Records from a collection:
########

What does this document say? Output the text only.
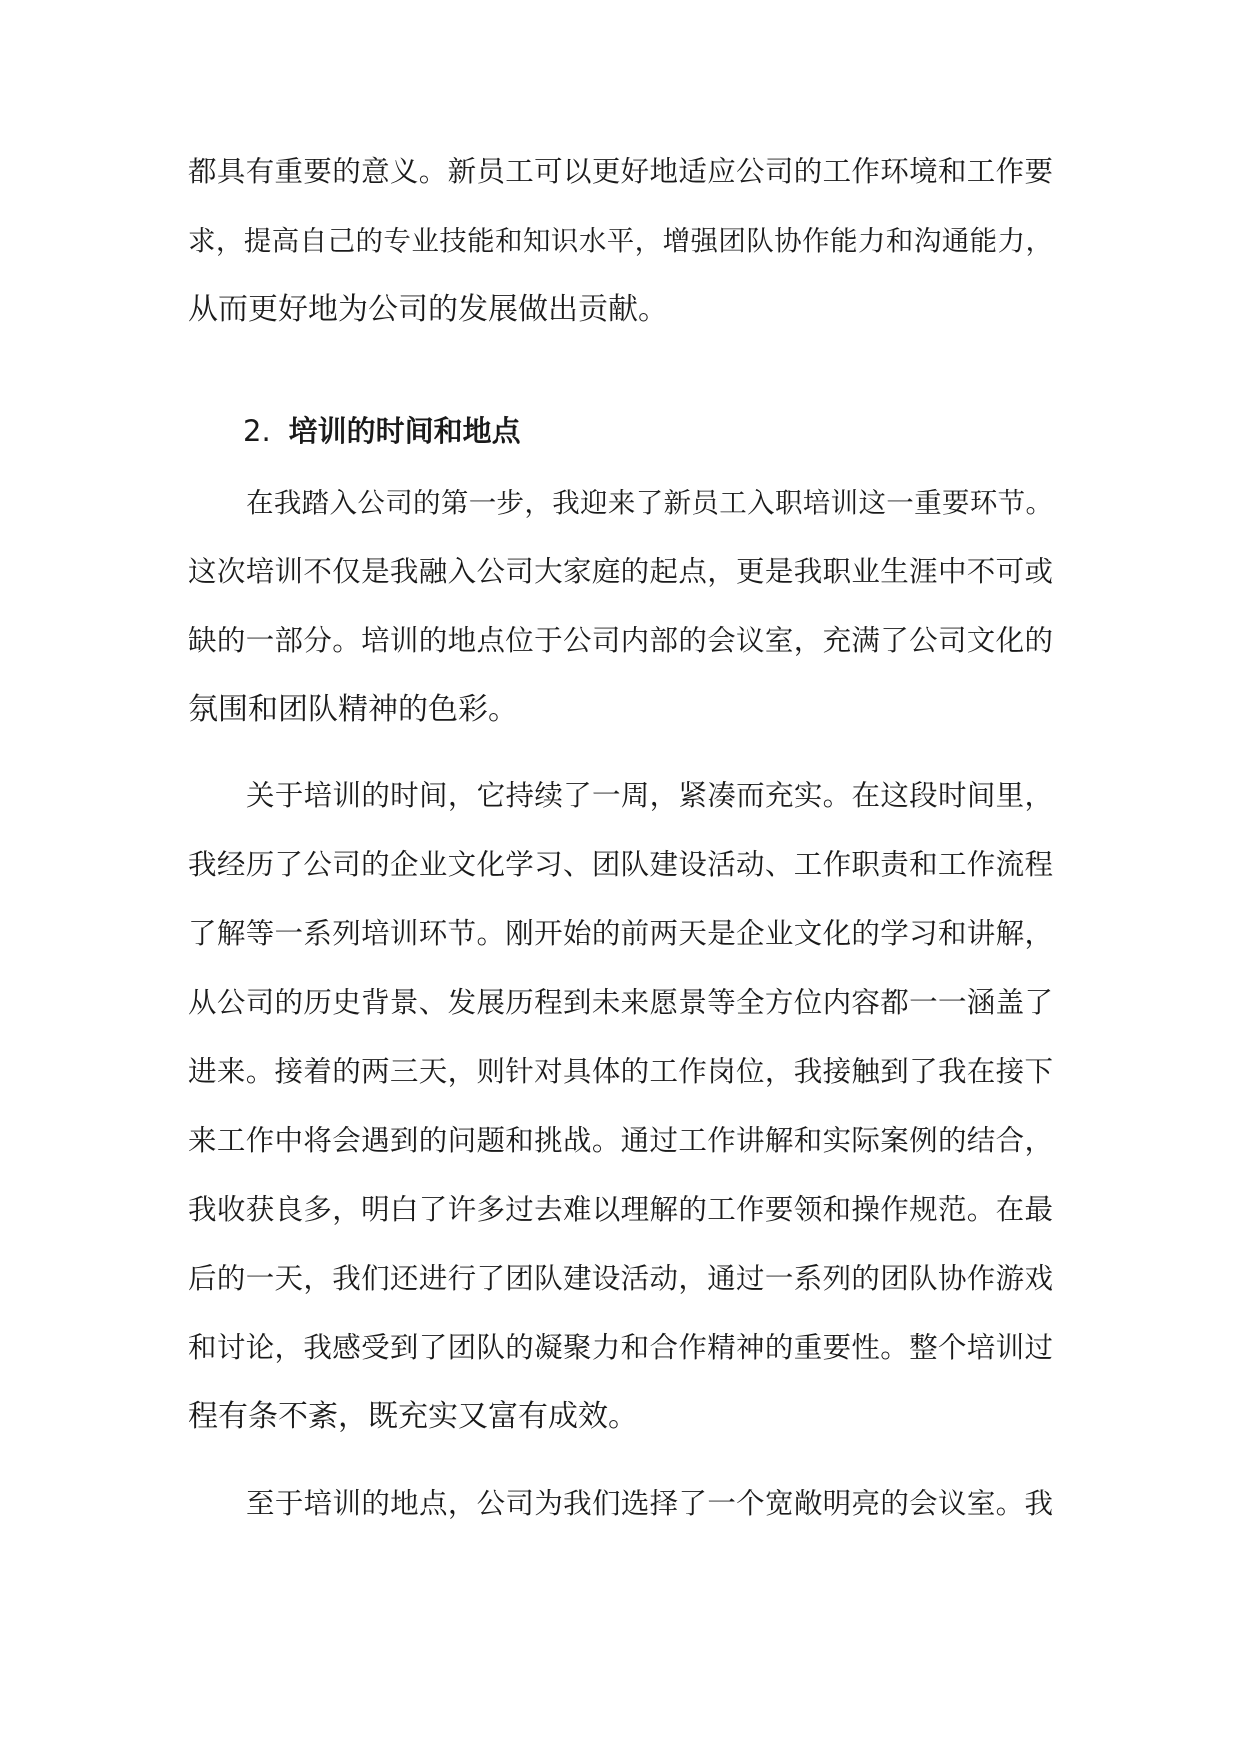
都具有重要的意义。新员工可以更好地适应公司的工作环境和工作要
求，提高自己的专业技能和知识水平，增强团队协作能力和沟通能力，
从而更好地为公司的发展做出贡献。
2. 培训的时间和地点
在我踏入公司的第一步，我迎来了新员工入职培训这一重要环节。
这次培训不仅是我融入公司大家庭的起点，更是我职业生涯中不可或
缺的一部分。培训的地点位于公司内部的会议室，充满了公司文化的
氛围和团队精神的色彩。
关于培训的时间，它持续了一周，紧凑而充实。在这段时间里，
我经历了公司的企业文化学习、团队建设活动、工作职责和工作流程
了解等一系列培训环节。刚开始的前两天是企业文化的学习和讲解，
从公司的历史背景、发展历程到未来愿景等全方位内容都一一涵盖了
进来。接着的两三天，则针对具体的工作岗位，我接触到了我在接下
来工作中将会遇到的问题和挑战。通过工作讲解和实际案例的结合，
我收获良多，明白了许多过去难以理解的工作要领和操作规范。在最
后的一天，我们还进行了团队建设活动，通过一系列的团队协作游戏
和讨论，我感受到了团队的凝聚力和合作精神的重要性。整个培训过
程有条不紊，既充实又富有成效。
至于培训的地点，公司为我们选择了一个宽敞明亮的会议室。我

########

TASK TO COMPLETE:
Output a faithful copy of the data, with each picture left out.

SOLVED EXERCISE:
What does this document say? Output the text only.
都具有重要的意义。新员工可以更好地适应公司的工作环境和工作要
求，提高自己的专业技能和知识水平，增强团队协作能力和沟通能力，
从而更好地为公司的发展做出贡献。
2. 培训的时间和地点
在我踏入公司的第一步，我迎来了新员工入职培训这一重要环节。
这次培训不仅是我融入公司大家庭的起点，更是我职业生涯中不可或
缺的一部分。培训的地点位于公司内部的会议室，充满了公司文化的
氛围和团队精神的色彩。
关于培训的时间，它持续了一周，紧凑而充实。在这段时间里，
我经历了公司的企业文化学习、团队建设活动、工作职责和工作流程
了解等一系列培训环节。刚开始的前两天是企业文化的学习和讲解，
从公司的历史背景、发展历程到未来愿景等全方位内容都一一涵盖了
进来。接着的两三天，则针对具体的工作岗位，我接触到了我在接下
来工作中将会遇到的问题和挑战。通过工作讲解和实际案例的结合，
我收获良多，明白了许多过去难以理解的工作要领和操作规范。在最
后的一天，我们还进行了团队建设活动，通过一系列的团队协作游戏
和讨论，我感受到了团队的凝聚力和合作精神的重要性。整个培训过
程有条不紊，既充实又富有成效。
至于培训的地点，公司为我们选择了一个宽敞明亮的会议室。我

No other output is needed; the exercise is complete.